• _Task instructions_: Output every line below exactly.

Dataset excerpts

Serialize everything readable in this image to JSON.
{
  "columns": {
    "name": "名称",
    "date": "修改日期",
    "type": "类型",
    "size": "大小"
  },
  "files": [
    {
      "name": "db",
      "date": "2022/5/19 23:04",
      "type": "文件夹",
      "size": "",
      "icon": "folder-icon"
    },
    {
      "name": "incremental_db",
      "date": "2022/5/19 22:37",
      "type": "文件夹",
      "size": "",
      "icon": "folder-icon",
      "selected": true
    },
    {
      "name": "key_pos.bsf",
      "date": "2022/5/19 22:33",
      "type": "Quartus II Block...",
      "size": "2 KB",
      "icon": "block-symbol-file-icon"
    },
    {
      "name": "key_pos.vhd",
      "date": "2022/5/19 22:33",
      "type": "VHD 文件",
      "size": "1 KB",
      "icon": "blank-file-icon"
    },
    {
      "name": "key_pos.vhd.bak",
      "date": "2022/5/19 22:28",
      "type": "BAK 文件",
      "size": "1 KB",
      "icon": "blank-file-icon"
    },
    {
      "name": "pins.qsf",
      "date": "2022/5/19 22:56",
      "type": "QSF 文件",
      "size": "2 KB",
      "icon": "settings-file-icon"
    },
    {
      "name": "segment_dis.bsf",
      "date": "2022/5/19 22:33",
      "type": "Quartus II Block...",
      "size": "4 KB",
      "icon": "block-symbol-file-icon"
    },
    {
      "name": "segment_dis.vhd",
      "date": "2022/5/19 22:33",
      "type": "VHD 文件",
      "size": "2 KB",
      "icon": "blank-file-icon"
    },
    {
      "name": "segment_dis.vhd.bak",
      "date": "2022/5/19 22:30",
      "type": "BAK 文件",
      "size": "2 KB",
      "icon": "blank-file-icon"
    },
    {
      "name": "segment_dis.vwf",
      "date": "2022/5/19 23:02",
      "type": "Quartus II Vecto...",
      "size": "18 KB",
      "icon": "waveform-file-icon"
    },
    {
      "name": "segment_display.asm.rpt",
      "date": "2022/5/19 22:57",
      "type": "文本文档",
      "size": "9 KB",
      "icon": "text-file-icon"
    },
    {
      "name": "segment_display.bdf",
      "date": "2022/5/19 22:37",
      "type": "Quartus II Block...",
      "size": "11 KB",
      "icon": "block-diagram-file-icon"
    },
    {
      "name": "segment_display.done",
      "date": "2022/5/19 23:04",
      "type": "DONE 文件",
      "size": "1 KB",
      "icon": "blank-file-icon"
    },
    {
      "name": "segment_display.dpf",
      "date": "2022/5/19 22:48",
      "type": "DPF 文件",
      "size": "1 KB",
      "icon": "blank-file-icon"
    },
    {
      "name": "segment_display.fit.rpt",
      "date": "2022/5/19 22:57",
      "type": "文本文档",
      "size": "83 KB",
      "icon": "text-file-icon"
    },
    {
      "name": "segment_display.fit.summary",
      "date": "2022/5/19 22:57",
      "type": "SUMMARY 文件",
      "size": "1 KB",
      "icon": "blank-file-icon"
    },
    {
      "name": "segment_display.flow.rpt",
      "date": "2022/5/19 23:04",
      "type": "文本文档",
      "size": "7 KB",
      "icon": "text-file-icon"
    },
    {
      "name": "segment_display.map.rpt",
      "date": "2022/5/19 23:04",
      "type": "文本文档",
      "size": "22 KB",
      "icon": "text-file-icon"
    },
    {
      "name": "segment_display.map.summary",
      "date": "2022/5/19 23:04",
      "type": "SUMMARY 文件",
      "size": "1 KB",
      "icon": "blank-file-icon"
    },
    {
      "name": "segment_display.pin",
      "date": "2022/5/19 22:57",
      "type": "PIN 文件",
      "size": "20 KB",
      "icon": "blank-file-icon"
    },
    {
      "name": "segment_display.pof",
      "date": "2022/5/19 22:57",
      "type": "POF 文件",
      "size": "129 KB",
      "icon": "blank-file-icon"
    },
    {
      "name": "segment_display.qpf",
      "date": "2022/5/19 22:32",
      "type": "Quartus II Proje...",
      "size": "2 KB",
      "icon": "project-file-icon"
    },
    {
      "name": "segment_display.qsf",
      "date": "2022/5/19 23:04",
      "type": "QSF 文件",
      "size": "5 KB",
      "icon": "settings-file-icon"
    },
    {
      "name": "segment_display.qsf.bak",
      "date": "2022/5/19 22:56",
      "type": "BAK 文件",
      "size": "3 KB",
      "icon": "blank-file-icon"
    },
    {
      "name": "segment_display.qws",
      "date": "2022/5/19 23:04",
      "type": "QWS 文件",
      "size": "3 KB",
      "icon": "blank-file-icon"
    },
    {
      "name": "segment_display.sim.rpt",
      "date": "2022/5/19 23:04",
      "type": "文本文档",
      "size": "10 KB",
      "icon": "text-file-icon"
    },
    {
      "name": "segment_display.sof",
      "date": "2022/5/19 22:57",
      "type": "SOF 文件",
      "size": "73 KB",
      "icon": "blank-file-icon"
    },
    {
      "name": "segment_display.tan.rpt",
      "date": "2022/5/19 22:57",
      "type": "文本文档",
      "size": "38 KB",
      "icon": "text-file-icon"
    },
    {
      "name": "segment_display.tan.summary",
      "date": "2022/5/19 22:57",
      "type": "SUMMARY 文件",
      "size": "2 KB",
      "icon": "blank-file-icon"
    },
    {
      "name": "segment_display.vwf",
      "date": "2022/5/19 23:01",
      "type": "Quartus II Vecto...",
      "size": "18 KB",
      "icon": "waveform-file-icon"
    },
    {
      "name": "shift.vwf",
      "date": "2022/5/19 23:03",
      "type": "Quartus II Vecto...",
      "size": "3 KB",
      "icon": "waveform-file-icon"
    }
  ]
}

• _Completed task_:
Serialize everything readable in this image to JSON.
{
  "columns": {
    "name": "名称",
    "date": "修改日期",
    "type": "类型",
    "size": "大小"
  },
  "files": [
    {
      "name": "db",
      "date": "2022/5/19 23:04",
      "type": "文件夹",
      "size": "",
      "icon": "folder-icon"
    },
    {
      "name": "incremental_db",
      "date": "2022/5/19 22:37",
      "type": "文件夹",
      "size": "",
      "icon": "folder-icon",
      "selected": true
    },
    {
      "name": "key_pos.bsf",
      "date": "2022/5/19 22:33",
      "type": "Quartus II Block...",
      "size": "2 KB",
      "icon": "block-symbol-file-icon"
    },
    {
      "name": "key_pos.vhd",
      "date": "2022/5/19 22:33",
      "type": "VHD 文件",
      "size": "1 KB",
      "icon": "blank-file-icon"
    },
    {
      "name": "key_pos.vhd.bak",
      "date": "2022/5/19 22:28",
      "type": "BAK 文件",
      "size": "1 KB",
      "icon": "blank-file-icon"
    },
    {
      "name": "pins.qsf",
      "date": "2022/5/19 22:56",
      "type": "QSF 文件",
      "size": "2 KB",
      "icon": "settings-file-icon"
    },
    {
      "name": "segment_dis.bsf",
      "date": "2022/5/19 22:33",
      "type": "Quartus II Block...",
      "size": "4 KB",
      "icon": "block-symbol-file-icon"
    },
    {
      "name": "segment_dis.vhd",
      "date": "2022/5/19 22:33",
      "type": "VHD 文件",
      "size": "2 KB",
      "icon": "blank-file-icon"
    },
    {
      "name": "segment_dis.vhd.bak",
      "date": "2022/5/19 22:30",
      "type": "BAK 文件",
      "size": "2 KB",
      "icon": "blank-file-icon"
    },
    {
      "name": "segment_dis.vwf",
      "date": "2022/5/19 23:02",
      "type": "Quartus II Vecto...",
      "size": "18 KB",
      "icon": "waveform-file-icon"
    },
    {
      "name": "segment_display.asm.rpt",
      "date": "2022/5/19 22:57",
      "type": "文本文档",
      "size": "9 KB",
      "icon": "text-file-icon"
    },
    {
      "name": "segment_display.bdf",
      "date": "2022/5/19 22:37",
      "type": "Quartus II Block...",
      "size": "11 KB",
      "icon": "block-diagram-file-icon"
    },
    {
      "name": "segment_display.done",
      "date": "2022/5/19 23:04",
      "type": "DONE 文件",
      "size": "1 KB",
      "icon": "blank-file-icon"
    },
    {
      "name": "segment_display.dpf",
      "date": "2022/5/19 22:48",
      "type": "DPF 文件",
      "size": "1 KB",
      "icon": "blank-file-icon"
    },
    {
      "name": "segment_display.fit.rpt",
      "date": "2022/5/19 22:57",
      "type": "文本文档",
      "size": "83 KB",
      "icon": "text-file-icon"
    },
    {
      "name": "segment_display.fit.summary",
      "date": "2022/5/19 22:57",
      "type": "SUMMARY 文件",
      "size": "1 KB",
      "icon": "blank-file-icon"
    },
    {
      "name": "segment_display.flow.rpt",
      "date": "2022/5/19 23:04",
      "type": "文本文档",
      "size": "7 KB",
      "icon": "text-file-icon"
    },
    {
      "name": "segment_display.map.rpt",
      "date": "2022/5/19 23:04",
      "type": "文本文档",
      "size": "22 KB",
      "icon": "text-file-icon"
    },
    {
      "name": "segment_display.map.summary",
      "date": "2022/5/19 23:04",
      "type": "SUMMARY 文件",
      "size": "1 KB",
      "icon": "blank-file-icon"
    },
    {
      "name": "segment_display.pin",
      "date": "2022/5/19 22:57",
      "type": "PIN 文件",
      "size": "20 KB",
      "icon": "blank-file-icon"
    },
    {
      "name": "segment_display.pof",
      "date": "2022/5/19 22:57",
      "type": "POF 文件",
      "size": "129 KB",
      "icon": "blank-file-icon"
    },
    {
      "name": "segment_display.qpf",
      "date": "2022/5/19 22:32",
      "type": "Quartus II Proje...",
      "size": "2 KB",
      "icon": "project-file-icon"
    },
    {
      "name": "segment_display.qsf",
      "date": "2022/5/19 23:04",
      "type": "QSF 文件",
      "size": "5 KB",
      "icon": "settings-file-icon"
    },
    {
      "name": "segment_display.qsf.bak",
      "date": "2022/5/19 22:56",
      "type": "BAK 文件",
      "size": "3 KB",
      "icon": "blank-file-icon"
    },
    {
      "name": "segment_display.qws",
      "date": "2022/5/19 23:04",
      "type": "QWS 文件",
      "size": "3 KB",
      "icon": "blank-file-icon"
    },
    {
      "name": "segment_display.sim.rpt",
      "date": "2022/5/19 23:04",
      "type": "文本文档",
      "size": "10 KB",
      "icon": "text-file-icon"
    },
    {
      "name": "segment_display.sof",
      "date": "2022/5/19 22:57",
      "type": "SOF 文件",
      "size": "73 KB",
      "icon": "blank-file-icon"
    },
    {
      "name": "segment_display.tan.rpt",
      "date": "2022/5/19 22:57",
      "type": "文本文档",
      "size": "38 KB",
      "icon": "text-file-icon"
    },
    {
      "name": "segment_display.tan.summary",
      "date": "2022/5/19 22:57",
      "type": "SUMMARY 文件",
      "size": "2 KB",
      "icon": "blank-file-icon"
    },
    {
      "name": "segment_display.vwf",
      "date": "2022/5/19 23:01",
      "type": "Quartus II Vecto...",
      "size": "18 KB",
      "icon": "waveform-file-icon"
    },
    {
      "name": "shift.vwf",
      "date": "2022/5/19 23:03",
      "type": "Quartus II Vecto...",
      "size": "3 KB",
      "icon": "waveform-file-icon"
    }
  ]
}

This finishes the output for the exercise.